Exercise – Find every line in the records below that holds the word "will" and copy it.

Dataset entries –

==================================================

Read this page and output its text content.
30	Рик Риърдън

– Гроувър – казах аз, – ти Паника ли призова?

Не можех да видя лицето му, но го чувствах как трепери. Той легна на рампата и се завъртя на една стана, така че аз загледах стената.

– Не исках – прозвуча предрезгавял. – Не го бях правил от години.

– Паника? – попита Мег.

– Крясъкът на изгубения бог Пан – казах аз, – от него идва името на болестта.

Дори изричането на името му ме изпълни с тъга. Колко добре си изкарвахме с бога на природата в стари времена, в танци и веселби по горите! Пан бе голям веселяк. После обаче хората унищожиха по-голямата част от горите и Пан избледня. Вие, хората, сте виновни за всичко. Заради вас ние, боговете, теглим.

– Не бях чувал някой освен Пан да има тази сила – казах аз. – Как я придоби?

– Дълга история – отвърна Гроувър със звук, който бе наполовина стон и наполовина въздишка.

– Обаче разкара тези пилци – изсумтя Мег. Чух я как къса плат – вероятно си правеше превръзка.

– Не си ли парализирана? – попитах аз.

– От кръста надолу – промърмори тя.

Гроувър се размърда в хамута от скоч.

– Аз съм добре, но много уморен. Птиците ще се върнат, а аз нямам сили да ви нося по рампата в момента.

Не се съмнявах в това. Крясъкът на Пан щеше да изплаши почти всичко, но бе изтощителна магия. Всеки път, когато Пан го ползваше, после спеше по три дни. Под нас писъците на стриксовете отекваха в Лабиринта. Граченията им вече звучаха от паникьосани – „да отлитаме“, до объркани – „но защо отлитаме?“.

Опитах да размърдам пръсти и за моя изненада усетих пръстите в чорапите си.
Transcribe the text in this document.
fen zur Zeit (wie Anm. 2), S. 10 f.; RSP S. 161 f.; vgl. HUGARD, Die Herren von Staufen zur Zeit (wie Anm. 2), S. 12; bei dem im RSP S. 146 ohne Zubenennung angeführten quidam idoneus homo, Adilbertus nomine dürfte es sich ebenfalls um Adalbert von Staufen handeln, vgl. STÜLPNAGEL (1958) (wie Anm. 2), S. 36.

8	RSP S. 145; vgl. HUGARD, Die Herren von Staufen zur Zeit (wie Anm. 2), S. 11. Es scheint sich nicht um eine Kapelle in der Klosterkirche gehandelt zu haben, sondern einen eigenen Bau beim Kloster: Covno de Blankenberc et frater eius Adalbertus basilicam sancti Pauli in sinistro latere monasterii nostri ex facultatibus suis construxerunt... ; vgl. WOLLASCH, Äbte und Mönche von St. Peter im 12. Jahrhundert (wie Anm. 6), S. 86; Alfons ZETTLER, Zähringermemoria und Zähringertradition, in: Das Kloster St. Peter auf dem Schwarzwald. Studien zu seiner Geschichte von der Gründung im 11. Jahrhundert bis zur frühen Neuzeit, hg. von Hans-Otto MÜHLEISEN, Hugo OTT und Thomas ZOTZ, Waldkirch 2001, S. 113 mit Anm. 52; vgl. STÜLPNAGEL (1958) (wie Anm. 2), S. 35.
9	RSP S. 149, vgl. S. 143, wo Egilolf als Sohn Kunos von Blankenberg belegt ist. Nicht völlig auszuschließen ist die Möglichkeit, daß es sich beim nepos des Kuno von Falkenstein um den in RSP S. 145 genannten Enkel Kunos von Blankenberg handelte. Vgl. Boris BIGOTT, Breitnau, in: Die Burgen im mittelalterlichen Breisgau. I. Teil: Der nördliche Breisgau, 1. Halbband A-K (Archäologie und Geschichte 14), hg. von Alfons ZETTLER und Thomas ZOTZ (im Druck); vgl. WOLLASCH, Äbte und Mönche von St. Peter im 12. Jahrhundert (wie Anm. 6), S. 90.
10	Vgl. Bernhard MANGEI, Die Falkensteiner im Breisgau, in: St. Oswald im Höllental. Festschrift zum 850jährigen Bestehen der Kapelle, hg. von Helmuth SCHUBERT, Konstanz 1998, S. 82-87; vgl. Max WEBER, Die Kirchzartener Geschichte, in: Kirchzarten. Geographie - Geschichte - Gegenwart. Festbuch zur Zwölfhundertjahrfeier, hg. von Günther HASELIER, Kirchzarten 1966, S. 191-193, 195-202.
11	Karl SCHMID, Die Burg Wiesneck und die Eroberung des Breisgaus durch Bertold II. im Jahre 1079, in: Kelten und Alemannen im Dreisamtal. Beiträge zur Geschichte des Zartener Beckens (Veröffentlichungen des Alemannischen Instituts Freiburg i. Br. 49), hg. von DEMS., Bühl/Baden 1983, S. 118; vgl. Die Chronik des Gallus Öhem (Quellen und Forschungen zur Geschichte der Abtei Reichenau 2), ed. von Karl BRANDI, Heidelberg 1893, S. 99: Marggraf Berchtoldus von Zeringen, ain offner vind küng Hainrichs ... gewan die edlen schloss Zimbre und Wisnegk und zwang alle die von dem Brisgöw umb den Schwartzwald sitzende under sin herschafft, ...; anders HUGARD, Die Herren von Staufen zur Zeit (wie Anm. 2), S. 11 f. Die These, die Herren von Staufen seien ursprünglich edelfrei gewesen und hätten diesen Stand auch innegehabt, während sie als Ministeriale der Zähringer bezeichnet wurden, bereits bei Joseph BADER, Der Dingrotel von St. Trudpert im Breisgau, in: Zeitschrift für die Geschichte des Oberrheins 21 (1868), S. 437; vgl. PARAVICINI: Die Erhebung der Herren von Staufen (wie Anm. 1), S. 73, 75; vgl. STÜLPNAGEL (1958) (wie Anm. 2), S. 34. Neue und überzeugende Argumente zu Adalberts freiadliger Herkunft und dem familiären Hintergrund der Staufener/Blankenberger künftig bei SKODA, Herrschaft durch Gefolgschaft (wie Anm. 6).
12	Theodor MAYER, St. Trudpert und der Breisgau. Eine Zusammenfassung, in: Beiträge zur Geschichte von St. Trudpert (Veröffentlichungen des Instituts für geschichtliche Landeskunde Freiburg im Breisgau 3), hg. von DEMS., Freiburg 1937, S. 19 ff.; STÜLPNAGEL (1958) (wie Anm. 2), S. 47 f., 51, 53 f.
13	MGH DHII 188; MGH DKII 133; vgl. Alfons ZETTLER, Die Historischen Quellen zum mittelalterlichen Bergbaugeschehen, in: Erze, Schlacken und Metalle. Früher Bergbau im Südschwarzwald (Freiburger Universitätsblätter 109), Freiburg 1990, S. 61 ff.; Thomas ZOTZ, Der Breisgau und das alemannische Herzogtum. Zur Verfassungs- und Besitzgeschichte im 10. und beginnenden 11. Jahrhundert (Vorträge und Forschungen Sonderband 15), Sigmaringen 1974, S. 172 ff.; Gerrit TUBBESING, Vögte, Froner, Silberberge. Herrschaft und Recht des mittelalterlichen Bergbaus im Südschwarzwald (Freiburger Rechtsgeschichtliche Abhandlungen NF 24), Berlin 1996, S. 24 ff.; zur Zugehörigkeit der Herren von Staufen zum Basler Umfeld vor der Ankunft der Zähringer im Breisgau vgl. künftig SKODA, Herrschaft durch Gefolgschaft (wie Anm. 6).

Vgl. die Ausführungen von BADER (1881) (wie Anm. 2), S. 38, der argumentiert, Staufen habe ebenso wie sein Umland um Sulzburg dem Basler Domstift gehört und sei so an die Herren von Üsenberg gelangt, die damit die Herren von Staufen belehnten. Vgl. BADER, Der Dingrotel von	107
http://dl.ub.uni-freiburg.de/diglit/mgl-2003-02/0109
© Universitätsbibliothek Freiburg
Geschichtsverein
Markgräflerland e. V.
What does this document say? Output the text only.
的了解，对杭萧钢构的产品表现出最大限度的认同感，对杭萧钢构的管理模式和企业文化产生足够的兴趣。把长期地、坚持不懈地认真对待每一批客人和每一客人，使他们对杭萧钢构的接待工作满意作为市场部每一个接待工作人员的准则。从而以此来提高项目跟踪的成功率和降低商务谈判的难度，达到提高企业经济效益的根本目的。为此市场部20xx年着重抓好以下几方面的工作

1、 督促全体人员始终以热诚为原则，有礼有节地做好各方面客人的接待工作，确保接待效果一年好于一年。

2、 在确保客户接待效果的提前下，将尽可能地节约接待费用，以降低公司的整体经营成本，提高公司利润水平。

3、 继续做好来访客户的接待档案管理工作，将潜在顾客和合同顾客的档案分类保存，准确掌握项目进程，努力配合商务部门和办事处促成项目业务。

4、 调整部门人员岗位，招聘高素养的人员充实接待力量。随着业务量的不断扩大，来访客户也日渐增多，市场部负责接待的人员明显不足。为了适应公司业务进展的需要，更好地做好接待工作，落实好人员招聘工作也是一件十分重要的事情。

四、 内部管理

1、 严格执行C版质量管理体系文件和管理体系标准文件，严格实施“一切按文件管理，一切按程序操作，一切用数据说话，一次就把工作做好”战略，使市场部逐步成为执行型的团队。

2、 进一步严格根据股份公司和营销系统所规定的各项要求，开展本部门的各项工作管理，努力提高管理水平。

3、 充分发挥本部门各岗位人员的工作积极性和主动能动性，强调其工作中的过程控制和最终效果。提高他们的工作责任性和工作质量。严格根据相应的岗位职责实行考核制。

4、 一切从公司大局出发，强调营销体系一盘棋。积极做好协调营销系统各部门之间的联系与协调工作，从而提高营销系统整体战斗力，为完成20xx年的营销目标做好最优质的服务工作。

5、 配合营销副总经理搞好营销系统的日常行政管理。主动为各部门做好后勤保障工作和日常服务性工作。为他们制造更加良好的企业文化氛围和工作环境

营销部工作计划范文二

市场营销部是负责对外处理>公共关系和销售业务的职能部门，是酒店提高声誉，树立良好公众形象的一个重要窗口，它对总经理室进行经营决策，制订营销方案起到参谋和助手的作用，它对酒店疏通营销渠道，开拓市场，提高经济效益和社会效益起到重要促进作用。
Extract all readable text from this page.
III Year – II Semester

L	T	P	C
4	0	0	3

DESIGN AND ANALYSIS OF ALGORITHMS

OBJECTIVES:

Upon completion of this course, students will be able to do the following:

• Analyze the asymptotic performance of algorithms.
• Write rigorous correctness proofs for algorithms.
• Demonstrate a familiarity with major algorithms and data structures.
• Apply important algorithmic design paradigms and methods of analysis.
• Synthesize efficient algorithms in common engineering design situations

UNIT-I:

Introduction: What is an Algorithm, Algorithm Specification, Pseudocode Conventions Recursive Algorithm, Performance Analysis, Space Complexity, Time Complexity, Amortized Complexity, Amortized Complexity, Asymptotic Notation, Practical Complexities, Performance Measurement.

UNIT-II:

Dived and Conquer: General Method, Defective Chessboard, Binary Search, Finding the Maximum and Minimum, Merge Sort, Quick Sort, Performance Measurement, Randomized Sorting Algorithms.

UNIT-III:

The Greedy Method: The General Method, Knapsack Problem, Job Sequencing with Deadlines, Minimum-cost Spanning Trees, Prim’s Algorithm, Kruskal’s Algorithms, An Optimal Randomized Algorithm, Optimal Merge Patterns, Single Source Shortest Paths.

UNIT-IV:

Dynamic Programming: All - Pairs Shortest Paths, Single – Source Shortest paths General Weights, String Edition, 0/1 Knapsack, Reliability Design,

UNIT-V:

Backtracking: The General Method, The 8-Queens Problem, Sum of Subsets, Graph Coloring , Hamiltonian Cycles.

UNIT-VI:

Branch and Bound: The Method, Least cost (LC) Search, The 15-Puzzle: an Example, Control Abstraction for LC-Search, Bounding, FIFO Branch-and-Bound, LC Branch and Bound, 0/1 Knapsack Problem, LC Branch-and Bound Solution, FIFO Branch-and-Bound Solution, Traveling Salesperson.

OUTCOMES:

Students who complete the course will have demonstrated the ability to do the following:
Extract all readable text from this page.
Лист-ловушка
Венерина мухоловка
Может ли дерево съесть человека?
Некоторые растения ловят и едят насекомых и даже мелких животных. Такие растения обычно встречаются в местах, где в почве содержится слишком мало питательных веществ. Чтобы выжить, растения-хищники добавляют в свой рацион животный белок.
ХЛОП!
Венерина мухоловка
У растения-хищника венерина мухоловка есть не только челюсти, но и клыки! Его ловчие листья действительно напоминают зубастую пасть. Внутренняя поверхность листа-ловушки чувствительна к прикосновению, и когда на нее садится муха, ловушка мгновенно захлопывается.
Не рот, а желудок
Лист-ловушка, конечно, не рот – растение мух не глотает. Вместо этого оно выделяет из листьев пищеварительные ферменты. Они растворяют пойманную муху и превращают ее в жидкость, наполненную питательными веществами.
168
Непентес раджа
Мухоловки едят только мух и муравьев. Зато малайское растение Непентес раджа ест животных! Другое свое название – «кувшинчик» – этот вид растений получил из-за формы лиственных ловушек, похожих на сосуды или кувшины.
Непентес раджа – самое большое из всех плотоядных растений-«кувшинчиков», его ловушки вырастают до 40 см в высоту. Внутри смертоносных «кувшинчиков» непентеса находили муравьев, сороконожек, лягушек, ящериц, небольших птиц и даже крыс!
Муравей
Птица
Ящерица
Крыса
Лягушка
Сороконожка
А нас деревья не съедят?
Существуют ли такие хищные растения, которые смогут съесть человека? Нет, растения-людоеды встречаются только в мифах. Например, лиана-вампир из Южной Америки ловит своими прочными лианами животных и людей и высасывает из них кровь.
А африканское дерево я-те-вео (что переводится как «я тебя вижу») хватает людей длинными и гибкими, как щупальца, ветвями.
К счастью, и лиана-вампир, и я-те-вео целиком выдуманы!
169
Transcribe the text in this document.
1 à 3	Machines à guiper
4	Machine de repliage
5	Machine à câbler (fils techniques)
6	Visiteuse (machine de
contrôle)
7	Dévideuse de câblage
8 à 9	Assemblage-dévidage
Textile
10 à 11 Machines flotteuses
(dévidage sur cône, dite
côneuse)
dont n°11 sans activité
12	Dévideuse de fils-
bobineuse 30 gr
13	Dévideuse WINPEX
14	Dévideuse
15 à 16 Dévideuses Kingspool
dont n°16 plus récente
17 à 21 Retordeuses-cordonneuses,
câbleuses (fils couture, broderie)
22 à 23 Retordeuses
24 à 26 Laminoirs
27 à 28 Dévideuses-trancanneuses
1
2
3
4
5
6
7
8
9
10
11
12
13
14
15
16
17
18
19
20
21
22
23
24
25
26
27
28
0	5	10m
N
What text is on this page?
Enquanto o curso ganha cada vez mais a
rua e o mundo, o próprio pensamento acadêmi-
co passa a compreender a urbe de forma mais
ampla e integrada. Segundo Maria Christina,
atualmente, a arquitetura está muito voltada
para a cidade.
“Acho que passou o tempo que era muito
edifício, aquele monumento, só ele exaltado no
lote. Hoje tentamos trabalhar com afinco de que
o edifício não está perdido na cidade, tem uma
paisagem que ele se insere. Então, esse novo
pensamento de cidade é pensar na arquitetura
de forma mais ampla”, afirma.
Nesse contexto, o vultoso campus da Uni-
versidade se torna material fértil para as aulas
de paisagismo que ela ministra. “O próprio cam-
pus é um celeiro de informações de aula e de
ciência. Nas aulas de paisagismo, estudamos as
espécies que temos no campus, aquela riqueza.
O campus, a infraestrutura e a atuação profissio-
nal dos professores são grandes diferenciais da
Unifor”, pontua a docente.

==================================================

Problem solution –
Upon completion of this course, students will be able to do the following:
Students who complete the course will have demonstrated the ability to do the following:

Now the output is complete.